===== Material supplied =====

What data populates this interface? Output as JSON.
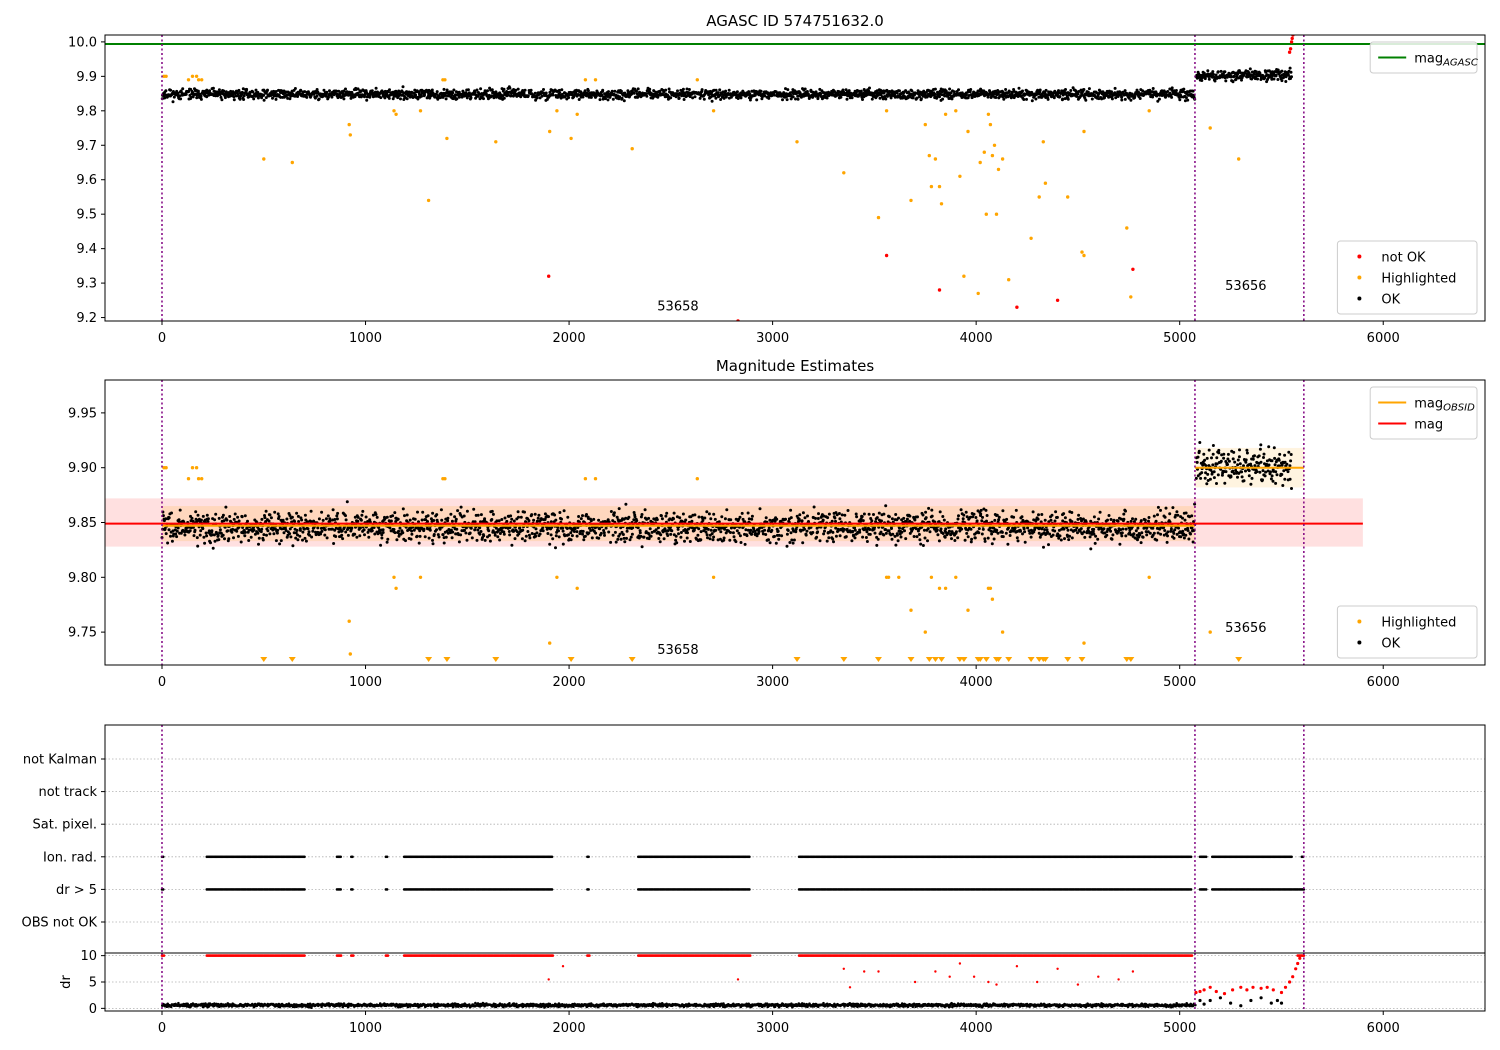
{
  "colors": {
    "ok": "#000000",
    "highlighted": "#ffa500",
    "not_ok": "#ff0000",
    "agasc_line": "#008000",
    "mag_line": "#ff0000",
    "mag_obsid_line": "#ffa500",
    "obs_boundary": "#800080",
    "grid": "#b0b0b0"
  },
  "chart_data": [
    {
      "id": "top",
      "type": "scatter",
      "title": "AGASC ID 574751632.0",
      "xlim": [
        -280,
        6500
      ],
      "ylim": [
        9.19,
        10.02
      ],
      "x_ticks": [
        0,
        1000,
        2000,
        3000,
        4000,
        5000,
        6000
      ],
      "y_ticks": [
        9.2,
        9.3,
        9.4,
        9.5,
        9.6,
        9.7,
        9.8,
        9.9,
        10.0
      ],
      "obs_boundaries": [
        0,
        5075,
        5610
      ],
      "obs_labels": [
        {
          "text": "53658",
          "x": 2535,
          "y": 9.22
        },
        {
          "text": "53656",
          "x": 5325,
          "y": 9.28
        }
      ],
      "hlines": [
        {
          "name": "mag_AGASC",
          "y": 9.994,
          "x0": -280,
          "x1": 6500,
          "color": "#008000"
        }
      ],
      "ok_segments": [
        {
          "x0": 0,
          "x1": 5075,
          "center": 9.848,
          "spread": 0.014
        },
        {
          "x0": 5080,
          "x1": 5550,
          "center": 9.903,
          "spread": 0.016
        }
      ],
      "highlighted": [
        [
          10,
          9.9
        ],
        [
          20,
          9.9
        ],
        [
          130,
          9.89
        ],
        [
          150,
          9.9
        ],
        [
          170,
          9.9
        ],
        [
          180,
          9.89
        ],
        [
          195,
          9.89
        ],
        [
          500,
          9.66
        ],
        [
          640,
          9.65
        ],
        [
          920,
          9.76
        ],
        [
          925,
          9.73
        ],
        [
          1140,
          9.8
        ],
        [
          1150,
          9.79
        ],
        [
          1270,
          9.8
        ],
        [
          1310,
          9.54
        ],
        [
          1380,
          9.89
        ],
        [
          1390,
          9.89
        ],
        [
          1400,
          9.72
        ],
        [
          1640,
          9.71
        ],
        [
          1905,
          9.74
        ],
        [
          1940,
          9.8
        ],
        [
          2010,
          9.72
        ],
        [
          2040,
          9.79
        ],
        [
          2080,
          9.89
        ],
        [
          2130,
          9.89
        ],
        [
          2310,
          9.69
        ],
        [
          2630,
          9.89
        ],
        [
          2710,
          9.8
        ],
        [
          3120,
          9.71
        ],
        [
          3350,
          9.62
        ],
        [
          3520,
          9.49
        ],
        [
          3560,
          9.8
        ],
        [
          3680,
          9.54
        ],
        [
          3750,
          9.76
        ],
        [
          3770,
          9.67
        ],
        [
          3780,
          9.58
        ],
        [
          3800,
          9.66
        ],
        [
          3820,
          9.58
        ],
        [
          3830,
          9.53
        ],
        [
          3850,
          9.79
        ],
        [
          3900,
          9.8
        ],
        [
          3920,
          9.61
        ],
        [
          3940,
          9.32
        ],
        [
          3960,
          9.74
        ],
        [
          4010,
          9.27
        ],
        [
          4020,
          9.65
        ],
        [
          4040,
          9.68
        ],
        [
          4050,
          9.5
        ],
        [
          4060,
          9.79
        ],
        [
          4070,
          9.76
        ],
        [
          4080,
          9.67
        ],
        [
          4090,
          9.7
        ],
        [
          4100,
          9.5
        ],
        [
          4110,
          9.63
        ],
        [
          4130,
          9.66
        ],
        [
          4160,
          9.31
        ],
        [
          4270,
          9.43
        ],
        [
          4310,
          9.55
        ],
        [
          4330,
          9.71
        ],
        [
          4340,
          9.59
        ],
        [
          4450,
          9.55
        ],
        [
          4520,
          9.39
        ],
        [
          4530,
          9.38
        ],
        [
          4530,
          9.74
        ],
        [
          4740,
          9.46
        ],
        [
          4760,
          9.26
        ],
        [
          4850,
          9.8
        ],
        [
          5150,
          9.75
        ],
        [
          5290,
          9.66
        ]
      ],
      "not_ok": [
        [
          1900,
          9.32
        ],
        [
          2830,
          9.19
        ],
        [
          3560,
          9.38
        ],
        [
          3820,
          9.28
        ],
        [
          4200,
          9.23
        ],
        [
          4400,
          9.25
        ],
        [
          4770,
          9.34
        ],
        [
          5540,
          9.97
        ],
        [
          5545,
          9.98
        ],
        [
          5550,
          10.0
        ],
        [
          5553,
          10.01
        ],
        [
          5556,
          10.02
        ]
      ],
      "legends": [
        {
          "position": "upper right",
          "entries": [
            {
              "label": "mag",
              "sub": "AGASC",
              "kind": "line",
              "color": "#008000"
            }
          ]
        },
        {
          "position": "lower right",
          "entries": [
            {
              "label": "not OK",
              "kind": "dot",
              "color": "#ff0000"
            },
            {
              "label": "Highlighted",
              "kind": "dot",
              "color": "#ffa500"
            },
            {
              "label": "OK",
              "kind": "dot",
              "color": "#000000"
            }
          ]
        }
      ]
    },
    {
      "id": "middle",
      "type": "scatter",
      "title": "Magnitude Estimates",
      "xlim": [
        -280,
        6500
      ],
      "ylim": [
        9.72,
        9.98
      ],
      "x_ticks": [
        0,
        1000,
        2000,
        3000,
        4000,
        5000,
        6000
      ],
      "y_ticks": [
        9.75,
        9.8,
        9.85,
        9.9,
        9.95
      ],
      "obs_boundaries": [
        0,
        5075,
        5610
      ],
      "obs_labels": [
        {
          "text": "53658",
          "x": 2535,
          "y": 9.73
        },
        {
          "text": "53656",
          "x": 5325,
          "y": 9.75
        }
      ],
      "bands": [
        {
          "x0": -280,
          "x1": 5900,
          "y0": 9.828,
          "y1": 9.872,
          "color": "#ff0000",
          "opacity": 0.12
        },
        {
          "x0": 0,
          "x1": 5075,
          "y0": 9.833,
          "y1": 9.865,
          "color": "#ffa500",
          "opacity": 0.15
        },
        {
          "x0": 5075,
          "x1": 5610,
          "y0": 9.882,
          "y1": 9.918,
          "color": "#ffa500",
          "opacity": 0.12
        }
      ],
      "hlines": [
        {
          "name": "mag",
          "y": 9.849,
          "x0": -280,
          "x1": 5900,
          "color": "#ff0000"
        },
        {
          "name": "mag_OBSID_1",
          "y": 9.847,
          "x0": 0,
          "x1": 5075,
          "color": "#ffa500"
        },
        {
          "name": "mag_OBSID_2",
          "y": 9.9,
          "x0": 5075,
          "x1": 5610,
          "color": "#ffa500"
        }
      ],
      "ok_segments": [
        {
          "x0": 0,
          "x1": 5075,
          "center": 9.846,
          "spread": 0.014
        },
        {
          "x0": 5080,
          "x1": 5550,
          "center": 9.902,
          "spread": 0.017
        }
      ],
      "highlighted": [
        [
          10,
          9.9
        ],
        [
          20,
          9.9
        ],
        [
          130,
          9.89
        ],
        [
          150,
          9.9
        ],
        [
          170,
          9.9
        ],
        [
          180,
          9.89
        ],
        [
          195,
          9.89
        ],
        [
          920,
          9.76
        ],
        [
          925,
          9.73
        ],
        [
          1140,
          9.8
        ],
        [
          1150,
          9.79
        ],
        [
          1270,
          9.8
        ],
        [
          1380,
          9.89
        ],
        [
          1390,
          9.89
        ],
        [
          1905,
          9.74
        ],
        [
          1940,
          9.8
        ],
        [
          2040,
          9.79
        ],
        [
          2080,
          9.89
        ],
        [
          2130,
          9.89
        ],
        [
          2630,
          9.89
        ],
        [
          2710,
          9.8
        ],
        [
          3560,
          9.8
        ],
        [
          3570,
          9.8
        ],
        [
          3620,
          9.8
        ],
        [
          3680,
          9.77
        ],
        [
          3750,
          9.75
        ],
        [
          3780,
          9.8
        ],
        [
          3820,
          9.79
        ],
        [
          3850,
          9.79
        ],
        [
          3900,
          9.8
        ],
        [
          3960,
          9.77
        ],
        [
          4060,
          9.79
        ],
        [
          4070,
          9.79
        ],
        [
          4080,
          9.78
        ],
        [
          4130,
          9.75
        ],
        [
          4530,
          9.74
        ],
        [
          4850,
          9.8
        ],
        [
          5150,
          9.75
        ]
      ],
      "lower_limit_markers": [
        500,
        640,
        1310,
        1400,
        1640,
        2010,
        2310,
        3120,
        3350,
        3520,
        3680,
        3770,
        3800,
        3830,
        3920,
        3940,
        4010,
        4020,
        4050,
        4100,
        4110,
        4160,
        4270,
        4310,
        4330,
        4340,
        4450,
        4520,
        4740,
        4760,
        5290
      ],
      "legends": [
        {
          "position": "upper right",
          "entries": [
            {
              "label": "mag",
              "sub": "OBSID",
              "kind": "line",
              "color": "#ffa500"
            },
            {
              "label": "mag",
              "kind": "line",
              "color": "#ff0000"
            }
          ]
        },
        {
          "position": "lower right",
          "entries": [
            {
              "label": "Highlighted",
              "kind": "dot",
              "color": "#ffa500"
            },
            {
              "label": "OK",
              "kind": "dot",
              "color": "#000000"
            }
          ]
        }
      ]
    },
    {
      "id": "flags",
      "type": "scatter",
      "xlim": [
        -280,
        6500
      ],
      "categories": [
        "not Kalman",
        "not track",
        "Sat. pixel.",
        "Ion. rad.",
        "dr > 5",
        "OBS not OK"
      ],
      "obs_boundaries": [
        0,
        5075,
        5610
      ],
      "flag_rows": [
        {
          "category": "Ion. rad.",
          "color": "#000000",
          "ranges": [
            [
              0,
              10
            ],
            [
              220,
              700
            ],
            [
              860,
              880
            ],
            [
              930,
              940
            ],
            [
              1100,
              1110
            ],
            [
              1190,
              1920
            ],
            [
              2090,
              2100
            ],
            [
              2340,
              2890
            ],
            [
              3130,
              5060
            ],
            [
              5100,
              5130
            ],
            [
              5160,
              5550
            ],
            [
              5600,
              5610
            ]
          ]
        },
        {
          "category": "dr > 5",
          "color": "#000000",
          "ranges": [
            [
              0,
              10
            ],
            [
              220,
              700
            ],
            [
              860,
              880
            ],
            [
              930,
              940
            ],
            [
              1100,
              1110
            ],
            [
              1190,
              1920
            ],
            [
              2090,
              2100
            ],
            [
              2340,
              2890
            ],
            [
              3130,
              5060
            ],
            [
              5100,
              5130
            ],
            [
              5160,
              5610
            ]
          ]
        }
      ]
    },
    {
      "id": "dr",
      "type": "scatter",
      "ylabel": "dr",
      "xlim": [
        -280,
        6500
      ],
      "ylim": [
        -0.5,
        10.5
      ],
      "x_ticks": [
        0,
        1000,
        2000,
        3000,
        4000,
        5000,
        6000
      ],
      "y_ticks": [
        0,
        5,
        10
      ],
      "obs_boundaries": [
        0,
        5075,
        5610
      ],
      "capped_ranges": [
        [
          0,
          10
        ],
        [
          220,
          700
        ],
        [
          860,
          880
        ],
        [
          930,
          940
        ],
        [
          1100,
          1110
        ],
        [
          1190,
          1920
        ],
        [
          2090,
          2100
        ],
        [
          2340,
          2890
        ],
        [
          3130,
          5060
        ],
        [
          5580,
          5610
        ]
      ],
      "cap_value": 10,
      "scattered_red": [
        [
          1900,
          5.5
        ],
        [
          1970,
          8
        ],
        [
          2830,
          5.5
        ],
        [
          3350,
          7.5
        ],
        [
          3380,
          4
        ],
        [
          3450,
          7
        ],
        [
          3520,
          7
        ],
        [
          3700,
          5
        ],
        [
          3800,
          7
        ],
        [
          3870,
          6
        ],
        [
          3920,
          8.5
        ],
        [
          3990,
          6
        ],
        [
          4060,
          5
        ],
        [
          4100,
          4.5
        ],
        [
          4200,
          8
        ],
        [
          4300,
          5
        ],
        [
          4400,
          7.5
        ],
        [
          4500,
          4.5
        ],
        [
          4600,
          6
        ],
        [
          4700,
          5.5
        ],
        [
          4770,
          7
        ]
      ],
      "ok_baseline": {
        "x0": 0,
        "x1": 5075,
        "center": 0.6,
        "spread": 0.3
      },
      "tail_black": [
        [
          5100,
          1.5
        ],
        [
          5120,
          0.8
        ],
        [
          5150,
          1.5
        ],
        [
          5200,
          2
        ],
        [
          5250,
          1
        ],
        [
          5300,
          0.5
        ],
        [
          5350,
          1.5
        ],
        [
          5400,
          2
        ],
        [
          5450,
          1
        ],
        [
          5480,
          1.5
        ],
        [
          5500,
          1
        ]
      ],
      "tail_red": [
        [
          5080,
          3
        ],
        [
          5100,
          3.2
        ],
        [
          5120,
          3.5
        ],
        [
          5150,
          4
        ],
        [
          5180,
          3.2
        ],
        [
          5220,
          2.8
        ],
        [
          5260,
          3.5
        ],
        [
          5300,
          4
        ],
        [
          5330,
          3.5
        ],
        [
          5360,
          4
        ],
        [
          5400,
          3.8
        ],
        [
          5430,
          4
        ],
        [
          5460,
          3.5
        ],
        [
          5500,
          3
        ],
        [
          5520,
          4
        ],
        [
          5540,
          5
        ],
        [
          5555,
          6
        ],
        [
          5570,
          7.5
        ],
        [
          5580,
          8.5
        ],
        [
          5590,
          9.5
        ]
      ]
    }
  ]
}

=====

● Task brief: Lines containing the word "title" must all be returned from the material above.

● Completed task:
      "title": "AGASC ID 574751632.0",
      "title": "Magnitude Estimates",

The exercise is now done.